PROMPT >> Work through the records below and tally every line containing "image". Reply with the total alone.

═════ GIVEN RECORDS

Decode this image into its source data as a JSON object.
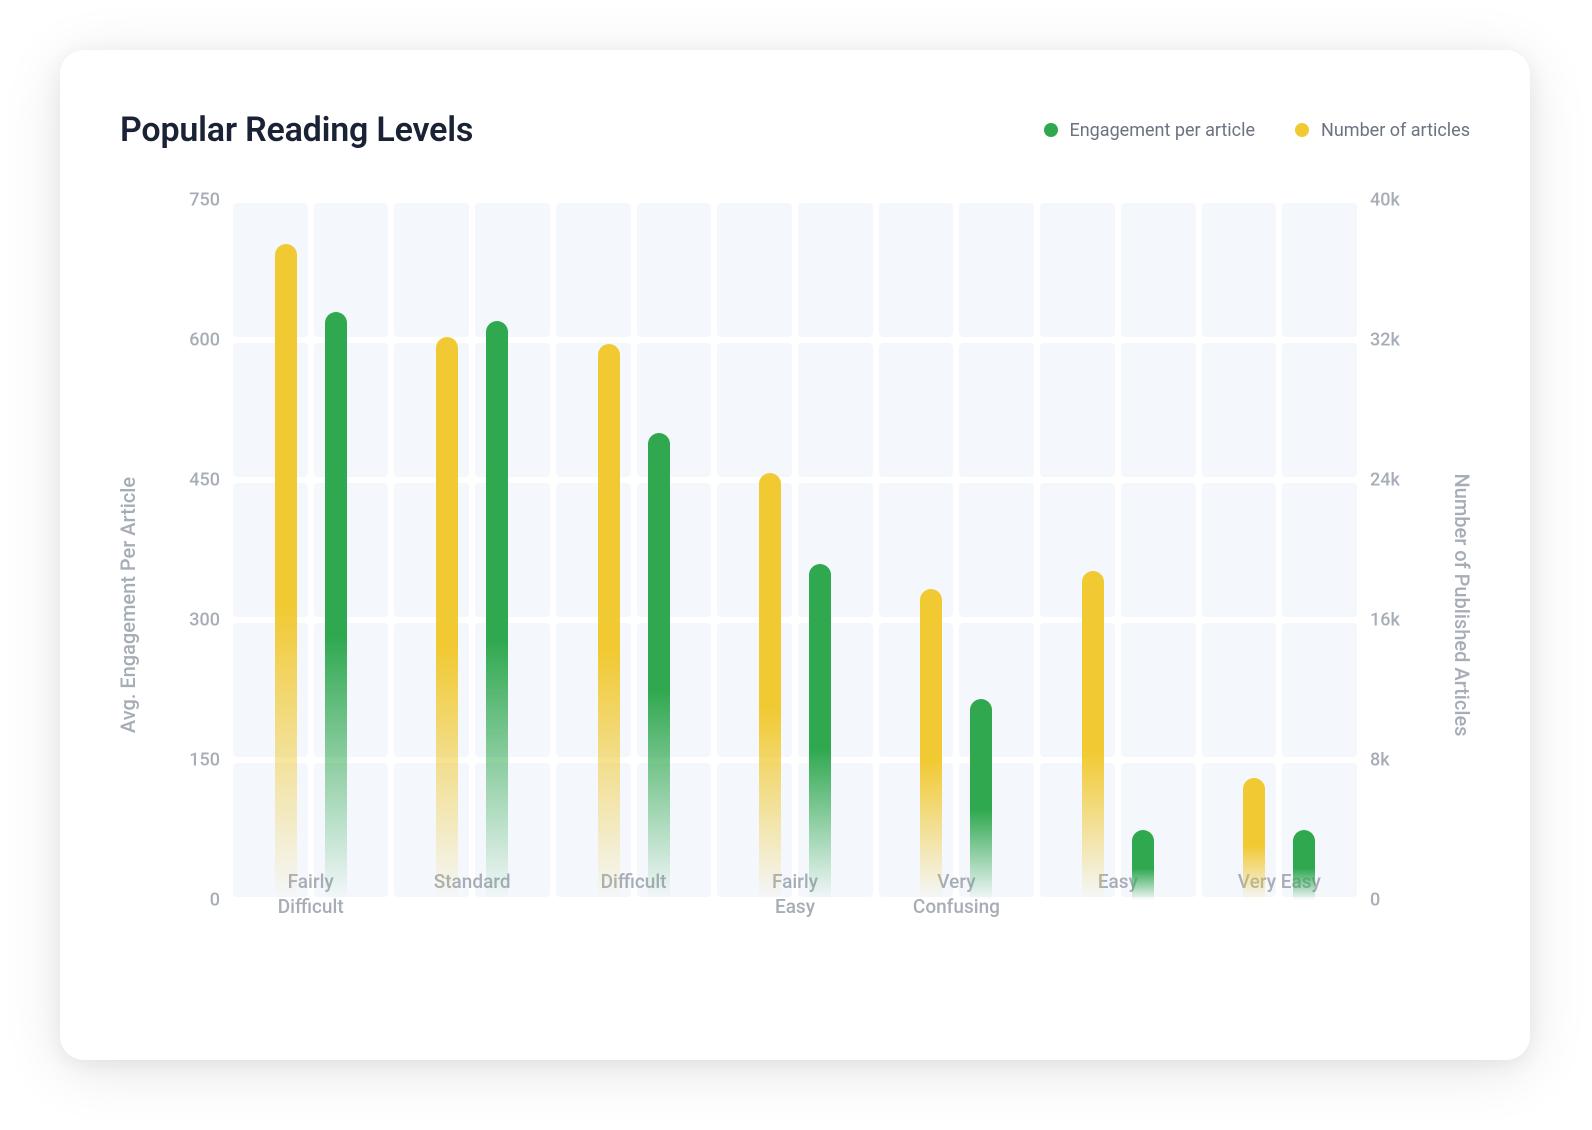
{
  "title": "Popular Reading Levels",
  "legend": {
    "engagement": "Engagement per article",
    "articles": "Number of articles"
  },
  "axes": {
    "left_label": "Avg. Engagement Per Article",
    "right_label": "Number of Published Articles",
    "left_ticks": [
      "0",
      "150",
      "300",
      "450",
      "600",
      "750"
    ],
    "right_ticks": [
      "0",
      "8k",
      "16k",
      "24k",
      "32k",
      "40k"
    ]
  },
  "chart_data": {
    "type": "bar",
    "title": "Popular Reading Levels",
    "xlabel": "",
    "ylabel": "Avg. Engagement Per Article",
    "y2label": "Number of Published Articles",
    "ylim": [
      0,
      750
    ],
    "y2lim": [
      0,
      40000
    ],
    "categories": [
      "Fairly Difficult",
      "Standard",
      "Difficult",
      "Fairly Easy",
      "Very Confusing",
      "Easy",
      "Very Easy"
    ],
    "category_labels_wrapped": [
      "Fairly\nDifficult",
      "Standard",
      "Difficult",
      "Fairly\nEasy",
      "Very\nConfusing",
      "Easy",
      "Very Easy"
    ],
    "series": [
      {
        "name": "Number of articles",
        "axis": "right",
        "color": "#f1c932",
        "values": [
          37500,
          32200,
          31800,
          24400,
          17800,
          18800,
          7000
        ]
      },
      {
        "name": "Engagement per article",
        "axis": "left",
        "color": "#2fa84f",
        "values": [
          630,
          620,
          500,
          360,
          215,
          75,
          75
        ]
      }
    ]
  },
  "colors": {
    "yellow": "#f1c932",
    "green": "#2fa84f",
    "grid": "#f4f7fb",
    "text_primary": "#1a2236",
    "text_muted": "#a7adb6"
  }
}
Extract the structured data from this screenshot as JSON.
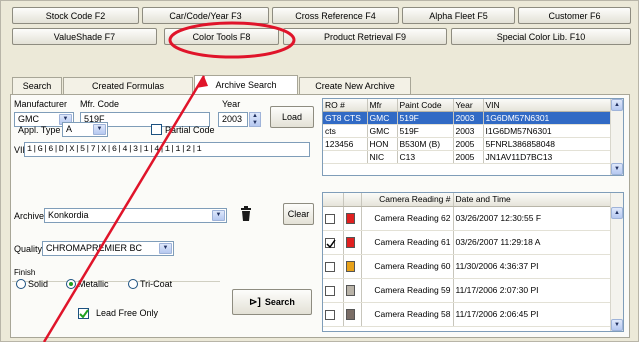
{
  "top_buttons_row1": [
    "Stock Code F2",
    "Car/Code/Year F3",
    "Cross Reference F4",
    "Alpha Fleet F5",
    "Customer F6"
  ],
  "top_buttons_row2": [
    "ValueShade F7",
    "Color Tools F8",
    "Product Retrieval F9",
    "Special Color Lib. F10"
  ],
  "tabs": [
    "Search",
    "Created Formulas",
    "Archive Search",
    "Create New Archive"
  ],
  "form": {
    "manufacturer_label": "Manufacturer",
    "mfr_code_label": "Mfr. Code",
    "year_label": "Year",
    "manufacturer_value": "GMC",
    "mfr_code_value": "519F",
    "year_value": "2003",
    "load_label": "Load",
    "appl_type_label": "Appl. Type",
    "appl_type_value": "A",
    "partial_code_label": "Partial Code",
    "vin_label": "VIN",
    "vin_value": "1|G|6|D|X|5|7|X|6|4|3|1|4|1|1|2|1",
    "archive_label": "Archive",
    "archive_value": "Konkordia",
    "clear_label": "Clear",
    "quality_label": "Quality",
    "quality_value": "CHROMAPREMIER BC",
    "finish_label": "Finish",
    "finish_options": [
      "Solid",
      "Metallic",
      "Tri-Coat"
    ],
    "finish_selected": "Metallic",
    "search_label": "Search",
    "lead_free_label": "Lead Free Only",
    "lead_free_checked": true
  },
  "results_table": {
    "columns": [
      "RO #",
      "Mfr",
      "Paint Code",
      "Year",
      "VIN"
    ],
    "rows": [
      [
        "GT8 CTS",
        "GMC",
        "519F",
        "2003",
        "1G6DM57N6301"
      ],
      [
        "cts",
        "GMC",
        "519F",
        "2003",
        "I1G6DM57N6301"
      ],
      [
        "123456",
        "HON",
        "B530M (B)",
        "2005",
        "5FNRL386858048"
      ],
      [
        "",
        "NIC",
        "C13",
        "2005",
        "JN1AV11D7BC13"
      ]
    ]
  },
  "camera_table": {
    "columns": [
      "",
      "",
      "Camera Reading #",
      "Date and Time"
    ],
    "rows": [
      {
        "checked": false,
        "color": "#e02020",
        "reading": "Camera Reading 62",
        "date": "03/26/2007 12:30:55 F"
      },
      {
        "checked": true,
        "color": "#e02020",
        "reading": "Camera Reading 61",
        "date": "03/26/2007 11:29:18 A"
      },
      {
        "checked": false,
        "color": "#e8a21a",
        "reading": "Camera Reading 60",
        "date": "11/30/2006 4:36:37 PI"
      },
      {
        "checked": false,
        "color": "#b9b3a8",
        "reading": "Camera Reading 59",
        "date": "11/17/2006 2:07:30 PI"
      },
      {
        "checked": false,
        "color": "#7a6d66",
        "reading": "Camera Reading 58",
        "date": "11/17/2006 2:06:45 PI"
      }
    ]
  },
  "annotation": {
    "color": "#e0142a"
  }
}
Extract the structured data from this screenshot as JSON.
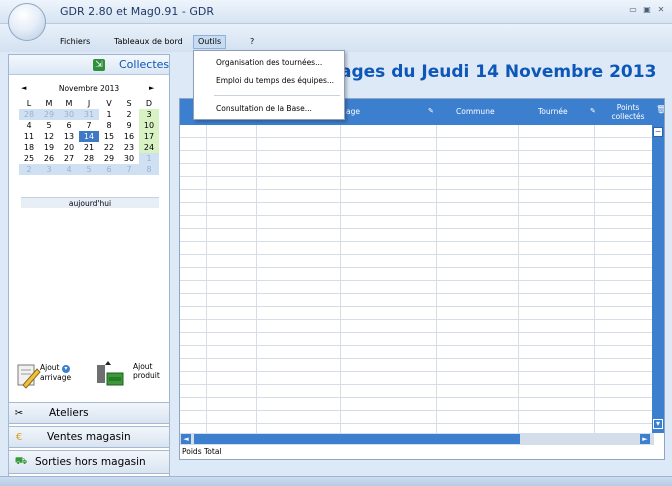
{
  "window": {
    "title": "GDR 2.80 et Mag0.91 - GDR"
  },
  "menu": {
    "items": [
      "Fichiers",
      "Tableaux de bord",
      "Outils",
      "?"
    ],
    "active": "Outils"
  },
  "dropdown": {
    "items": [
      "Organisation des tournées...",
      "Emploi du temps des équipes...",
      "Consultation de la Base..."
    ]
  },
  "left_panel": {
    "title": "Collectes",
    "calendar": {
      "month": "Novembre 2013",
      "prev": "◄",
      "next": "►",
      "weekdays": [
        "L",
        "M",
        "M",
        "J",
        "V",
        "S",
        "D"
      ],
      "days": [
        "28",
        "29",
        "30",
        "31",
        "1",
        "2",
        "3",
        "4",
        "5",
        "6",
        "7",
        "8",
        "9",
        "10",
        "11",
        "12",
        "13",
        "14",
        "15",
        "16",
        "17",
        "18",
        "19",
        "20",
        "21",
        "22",
        "23",
        "24",
        "25",
        "26",
        "27",
        "28",
        "29",
        "30",
        "1",
        "2",
        "3",
        "4",
        "5",
        "6",
        "7",
        "8"
      ],
      "today_label": "aujourd'hui",
      "selected": "14"
    },
    "quick_actions": [
      {
        "label_line1": "Ajout",
        "label_line2": "arrivage"
      },
      {
        "label_line1": "Ajout",
        "label_line2": "produit"
      }
    ]
  },
  "accordion": [
    "Ateliers",
    "Ventes magasin",
    "Sorties hors magasin"
  ],
  "main": {
    "title": "ages du Jeudi 14 Novembre 2013",
    "columns": [
      "age",
      "Commune",
      "Tournée",
      "Points collectés"
    ],
    "footer": "Poids Total"
  }
}
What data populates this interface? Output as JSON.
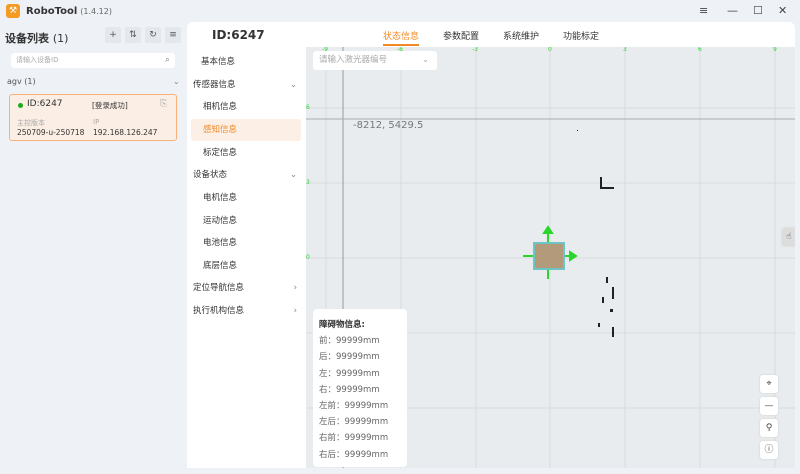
{
  "app": {
    "title": "RoboTool",
    "version": "(1.4.12)"
  },
  "sidebar": {
    "title": "设备列表",
    "count": "(1)",
    "search_placeholder": "请输入设备ID",
    "group": "agv (1)",
    "device": {
      "id": "ID:6247",
      "status": "[登录成功]",
      "version_label": "主控版本",
      "version": "250709-u-250718",
      "ip_label": "IP",
      "ip": "192.168.126.247",
      "status_color": "#1aad19"
    }
  },
  "header": {
    "device_id": "ID:6247",
    "tabs": [
      "状态信息",
      "参数配置",
      "系统维护",
      "功能标定"
    ]
  },
  "menu": {
    "items": [
      "基本信息",
      "传感器信息",
      "相机信息",
      "感知信息",
      "标定信息",
      "设备状态",
      "电机信息",
      "运动信息",
      "电池信息",
      "底层信息",
      "定位导航信息",
      "执行机构信息"
    ]
  },
  "map": {
    "laser_placeholder": "请输入激光器编号",
    "coords": "-8212, 5429.5",
    "x_ticks": [
      "-9",
      "-6",
      "-3",
      "0",
      "3",
      "6",
      "9"
    ],
    "y_ticks": [
      "6",
      "3",
      "0"
    ]
  },
  "obstacle": {
    "title": "障碍物信息:",
    "rows": [
      "前：99999mm",
      "后：99999mm",
      "左：99999mm",
      "右：99999mm",
      "左前：99999mm",
      "左后：99999mm",
      "右前：99999mm",
      "右后：99999mm"
    ]
  }
}
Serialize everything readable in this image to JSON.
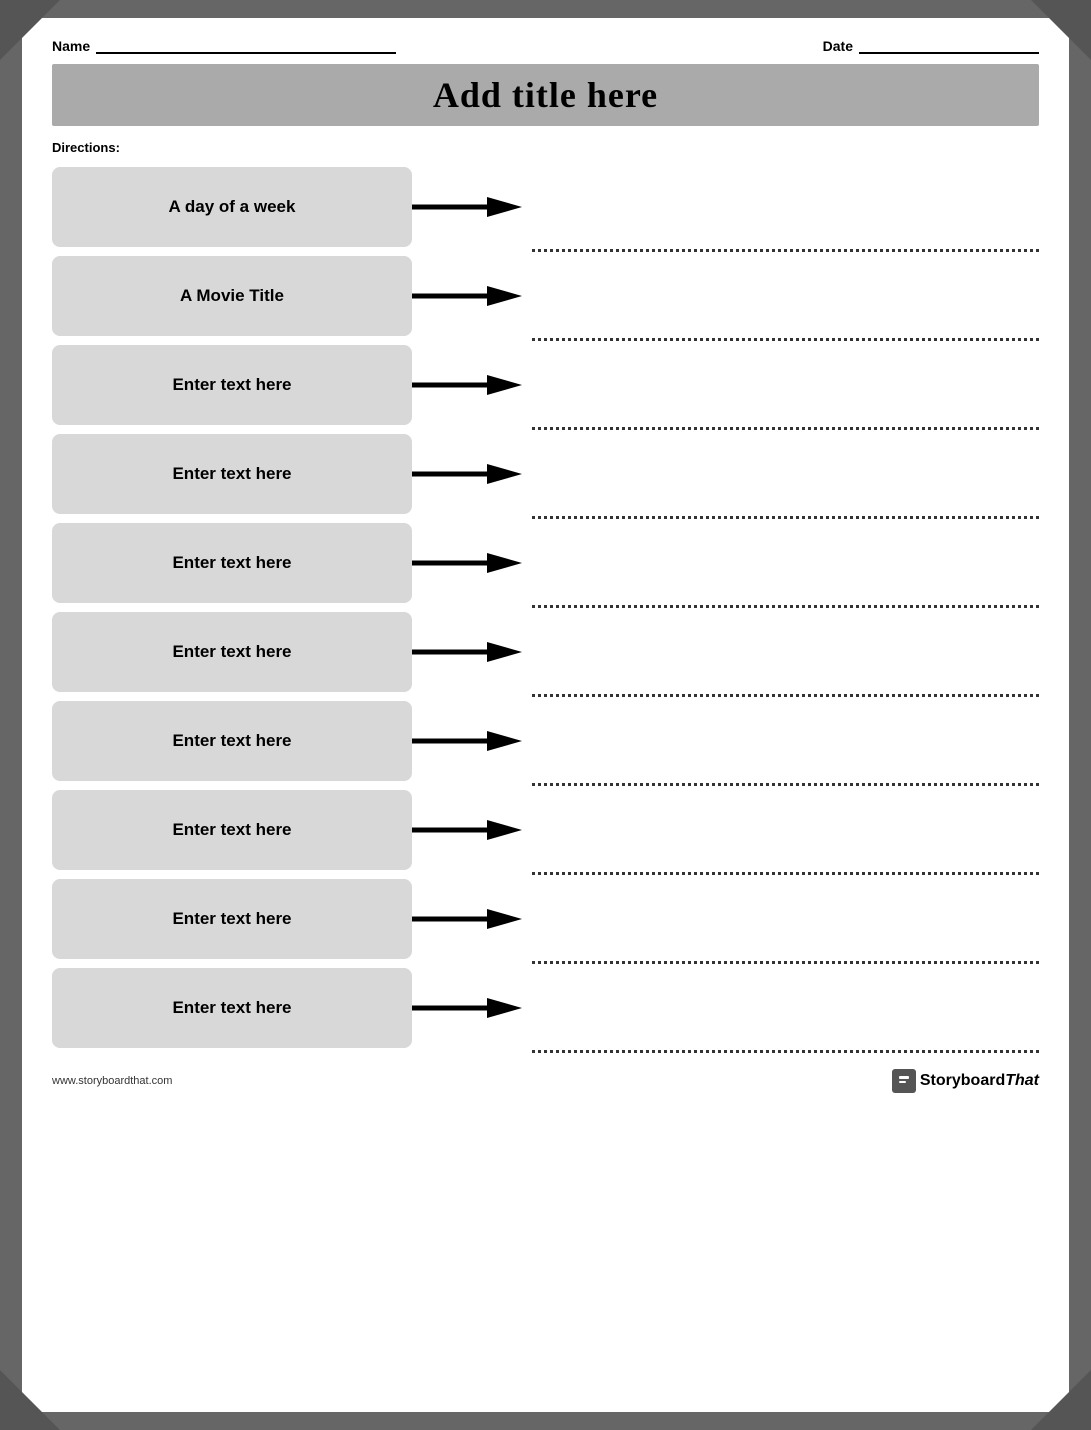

══════════

SOLUTION TO THE EXERCISE >> 2